● Work to complete
Search the entries for the word "image" and pull out each line that has it.

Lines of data
_ _ _ _
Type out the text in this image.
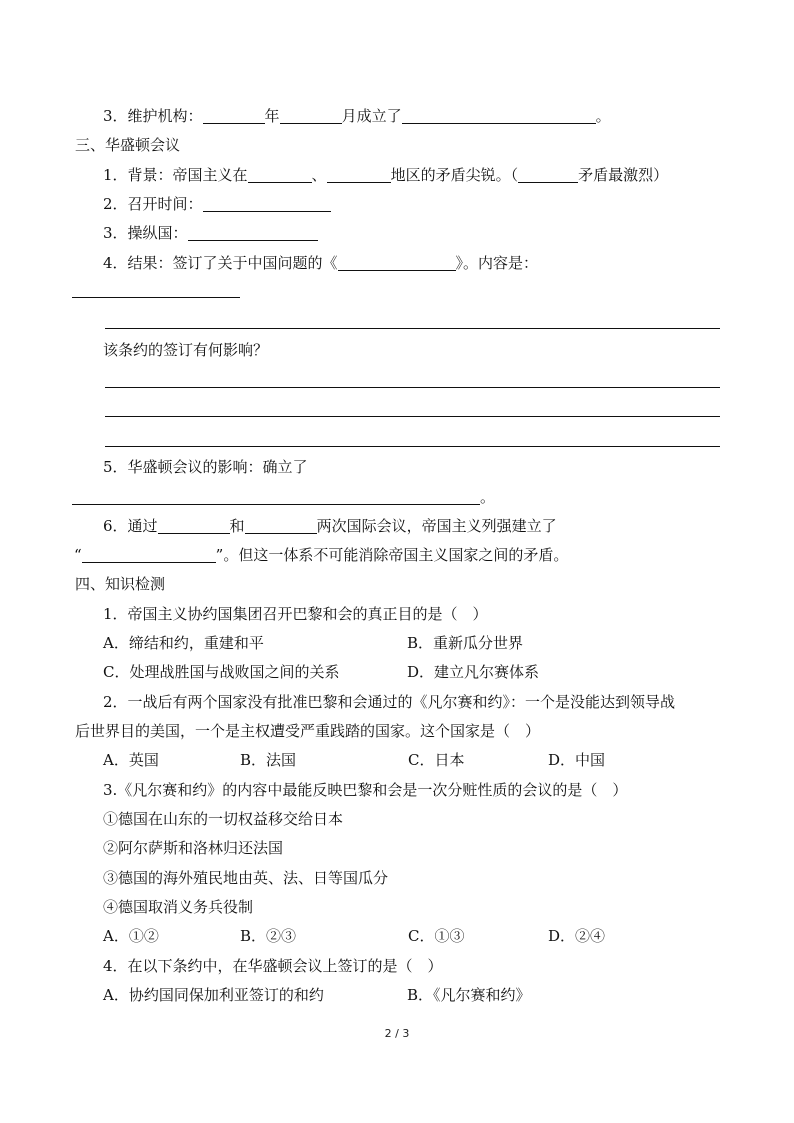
3．维护机构：	年	月成立了	。
三、华盛顿会议
1．背景：帝国主义在	、	地区的矛盾尖锐。（	矛盾最激烈）
2．召开时间：
3．操纵国：
4．结果：签订了关于中国问题的《	》。内容是：
该条约的签订有何影响？
5．华盛顿会议的影响：确立了
。
6．通过	和	两次国际会议，帝国主义列强建立了
“	”。但这一体系不可能消除帝国主义国家之间的矛盾。
四、知识检测
1．帝国主义协约国集团召开巴黎和会的真正目的是（　）
A．缔结和约，重建和平	B．重新瓜分世界
C．处理战胜国与战败国之间的关系	D．建立凡尔赛体系
2．一战后有两个国家没有批准巴黎和会通过的《凡尔赛和约》：一个是没能达到领导战
后世界目的美国，一个是主权遭受严重践踏的国家。这个国家是（　）
A．英国	B．法国	C．日本	D．中国
3.《凡尔赛和约》的内容中最能反映巴黎和会是一次分赃性质的会议的是（　）
①德国在山东的一切权益移交给日本
②阿尔萨斯和洛林归还法国
③德国的海外殖民地由英、法、日等国瓜分
④德国取消义务兵役制
A．①②	B．②③	C．①③	D．②④
4．在以下条约中，在华盛顿会议上签订的是（　）
A．协约国同保加利亚签订的和约	B．《凡尔赛和约》
2 / 3
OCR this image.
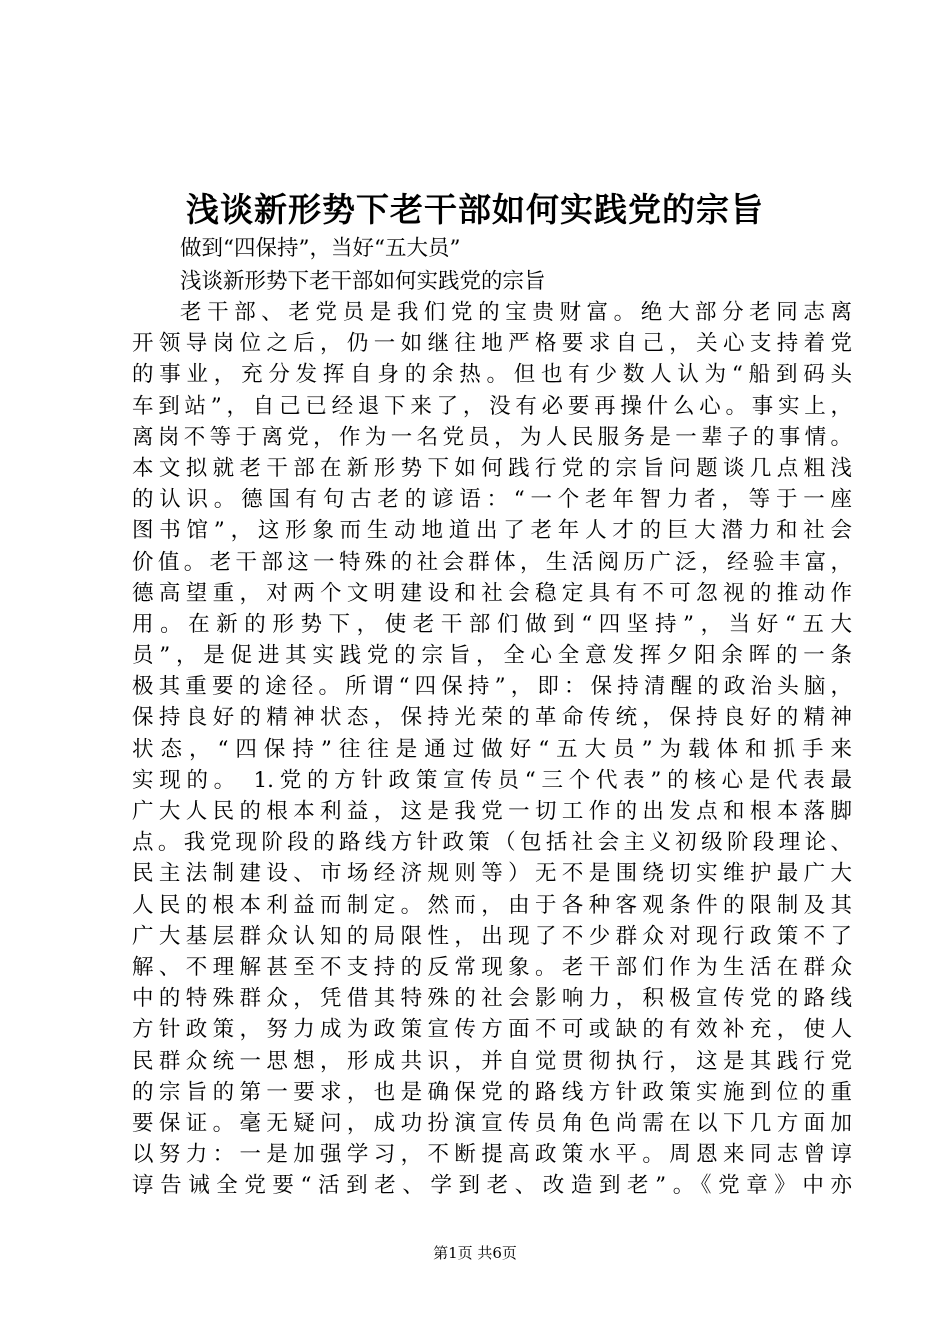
浅谈新形势下老干部如何实践党的宗旨
做到“四保持”，当好“五大员”
浅谈新形势下老干部如何实践党的宗旨
老干部、老党员是我们党的宝贵财富。绝大部分老同志离
开领导岗位之后，仍一如继往地严格要求自己，关心支持着党
的事业，充分发挥自身的余热。但也有少数人认为“船到码头
车到站”，自己已经退下来了，没有必要再操什么心。事实上，
离岗不等于离党，作为一名党员，为人民服务是一辈子的事情。
本文拟就老干部在新形势下如何践行党的宗旨问题谈几点粗浅
的认识。德国有句古老的谚语：“一个老年智力者，等于一座
图书馆”，这形象而生动地道出了老年人才的巨大潜力和社会
价值。老干部这一特殊的社会群体，生活阅历广泛，经验丰富，
德高望重，对两个文明建设和社会稳定具有不可忽视的推动作
用。在新的形势下，使老干部们做到“四坚持”，当好“五大
员”，是促进其实践党的宗旨，全心全意发挥夕阳余晖的一条
极其重要的途径。所谓“四保持”，即：保持清醒的政治头脑，
保持良好的精神状态，保持光荣的革命传统，保持良好的精神
状态，“四保持”往往是通过做好“五大员”为载体和抓手来
实现的。 1.党的方针政策宣传员“三个代表”的核心是代表最
广大人民的根本利益，这是我党一切工作的出发点和根本落脚
点。我党现阶段的路线方针政策（包括社会主义初级阶段理论、
民主法制建设、市场经济规则等）无不是围绕切实维护最广大
人民的根本利益而制定。然而，由于各种客观条件的限制及其
广大基层群众认知的局限性，出现了不少群众对现行政策不了
解、不理解甚至不支持的反常现象。老干部们作为生活在群众
中的特殊群众，凭借其特殊的社会影响力，积极宣传党的路线
方针政策，努力成为政策宣传方面不可或缺的有效补充，使人
民群众统一思想，形成共识，并自觉贯彻执行，这是其践行党
的宗旨的第一要求，也是确保党的路线方针政策实施到位的重
要保证。毫无疑问，成功扮演宣传员角色尚需在以下几方面加
以努力：一是加强学习，不断提高政策水平。周恩来同志曾谆
谆告诫全党要“活到老、学到老、改造到老”。《党章》中亦
第1页 共6页
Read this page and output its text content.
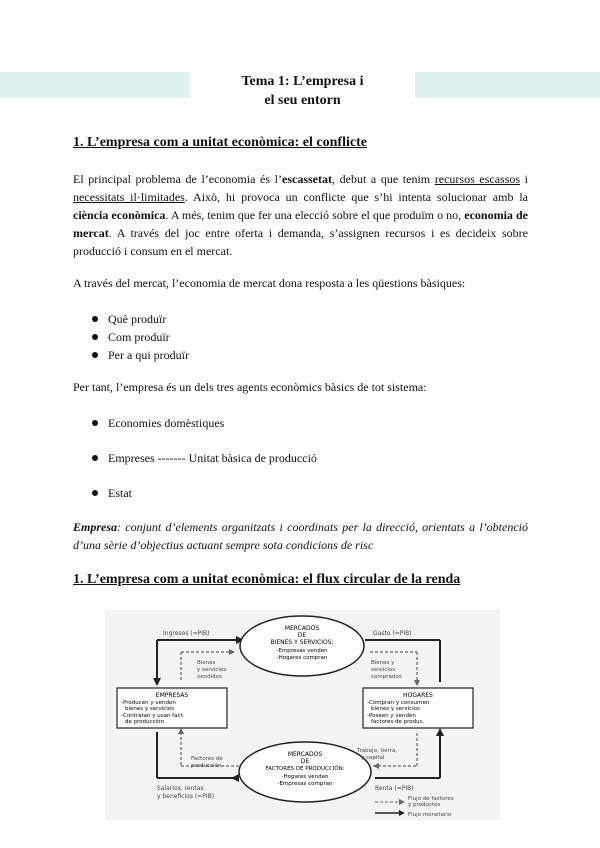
Tema 1: L’empresa i
el seu entorn
1. L’empresa com a unitat econòmica: el conflicte

El principal problema de l’economia és l’escassetat, debut a que tenim recursos escassos i necessitats il·limitades. Això, hi provoca un conflicte que s’hi intenta solucionar amb la ciència econòmica. A més, tenim que fer una elecció sobre el que produïm o no, economia de mercat. A través del joc entre oferta i demanda, s’assignen recursos i es decideix sobre producció i consum en el mercat.

A través del mercat, l’economia de mercat dona resposta a les qüestions bàsiques:

Què produïr
Com produïr
Per a qui produïr

Per tant, l’empresa és un dels tres agents econòmics bàsics de tot sistema:

Economies domèstiques
Empreses ------- Unitat bàsica de producció
Estat

Empresa: conjunt d’elements organitzats i coordinats per la direcció, orientats a l’obtenció d’una sèrie d’objectius actuant sempre sota condicions de risc

1. L’empresa com a unitat econòmica: el flux circular de la renda
MERCADOS
DE
BIENES Y SERVICIOS:
-Empresas venden
-Hogares compran
MERCADOS
DE
FACTORES DE PRODUCCIÓN:
-Hogares venden
-Empresas compran
EMPRESAS
-Producen y venden
bienes y servicios
-Contratan y usan fact.
de producción
HOGARES
-Compran y consumen
bienes y servicios
-Poseen y venden
factores de produc.
Ingresos (=PIB)	Gasto (=PIB)
Bienes
y servicios
vendidos
Bienes y
servicios
comprados
Factores de
producción
Trabajo, tierra,
y capital
Salarios, rentas
y beneficios (=PIB)
Renta (=PIB)
Flujo de factores
y productos
Flujo monetario
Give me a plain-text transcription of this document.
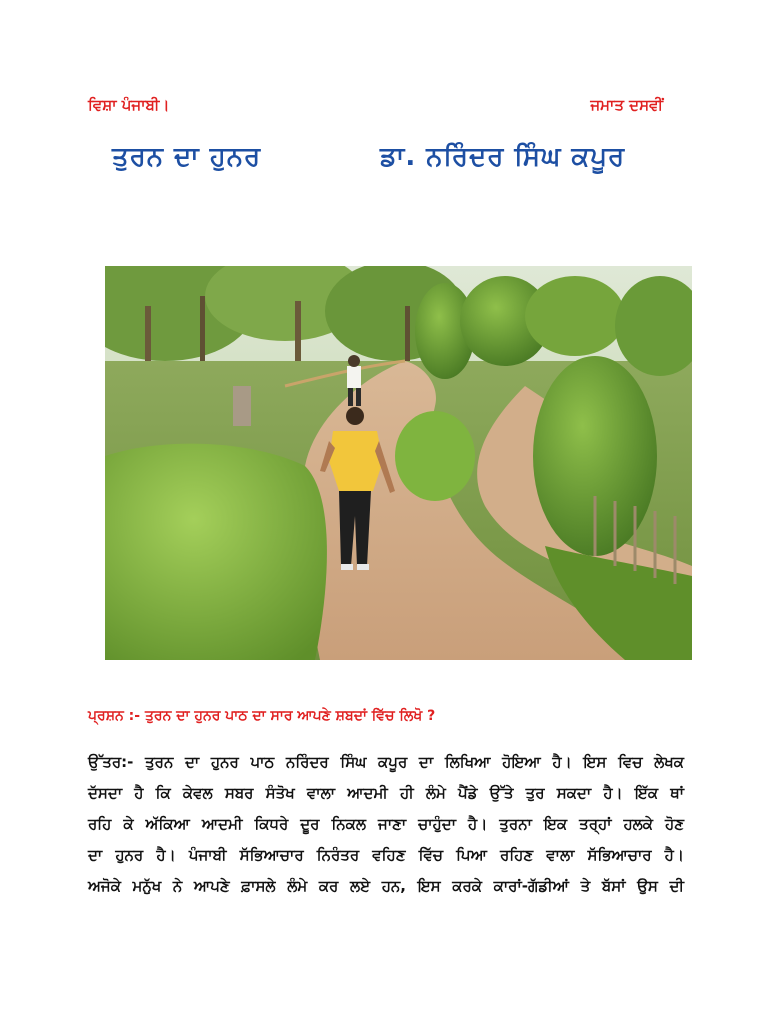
ਵਿਸ਼ਾ ਪੰਜਾਬੀ।	ਜਮਾਤ ਦਸਵੀਂ
ਤੁਰਨ ਦਾ ਹੁਨਰ	ਡਾ. ਨਰਿੰਦਰ ਸਿੰਘ ਕਪੂਰ
ਪ੍ਰਸ਼ਨ :- ਤੁਰਨ ਦਾ ਹੁਨਰ ਪਾਠ ਦਾ ਸਾਰ ਆਪਣੇ ਸ਼ਬਦਾਂ ਵਿੱਚ ਲਿਖੋ ?
ਉੱਤਰ:- ਤੁਰਨ ਦਾ ਹੁਨਰ ਪਾਠ ਨਰਿੰਦਰ ਸਿੰਘ ਕਪੂਰ ਦਾ ਲਿਖਿਆ ਹੋਇਆ ਹੈ। ਇਸ ਵਿਚ ਲੇਖਕ
ਦੱਸਦਾ ਹੈ ਕਿ ਕੇਵਲ ਸਬਰ ਸੰਤੋਖ ਵਾਲਾ ਆਦਮੀ ਹੀ ਲੰਮੇ ਪੈਂਡੇ ਉੱਤੇ ਤੁਰ ਸਕਦਾ ਹੈ। ਇੱਕ ਥਾਂ
ਰਹਿ ਕੇ ਅੱਕਿਆ ਆਦਮੀ ਕਿਧਰੇ ਦੂਰ ਨਿਕਲ ਜਾਣਾ ਚਾਹੁੰਦਾ ਹੈ। ਤੁਰਨਾ ਇਕ ਤਰ੍ਹਾਂ ਹਲਕੇ ਹੋਣ
ਦਾ ਹੁਨਰ ਹੈ। ਪੰਜਾਬੀ ਸੱਭਿਆਚਾਰ ਨਿਰੰਤਰ ਵਹਿਣ ਵਿੱਚ ਪਿਆ ਰਹਿਣ ਵਾਲਾ ਸੱਭਿਆਚਾਰ ਹੈ।
ਅਜੋਕੇ ਮਨੁੱਖ ਨੇ ਆਪਣੇ ਫ਼ਾਸਲੇ ਲੰਮੇ ਕਰ ਲਏ ਹਨ, ਇਸ ਕਰਕੇ ਕਾਰਾਂ-ਗੱਡੀਆਂ ਤੇ ਬੱਸਾਂ ਉਸ ਦੀ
_ _ _ _
● Response to this task
Type out the text in this image.
OCR this image.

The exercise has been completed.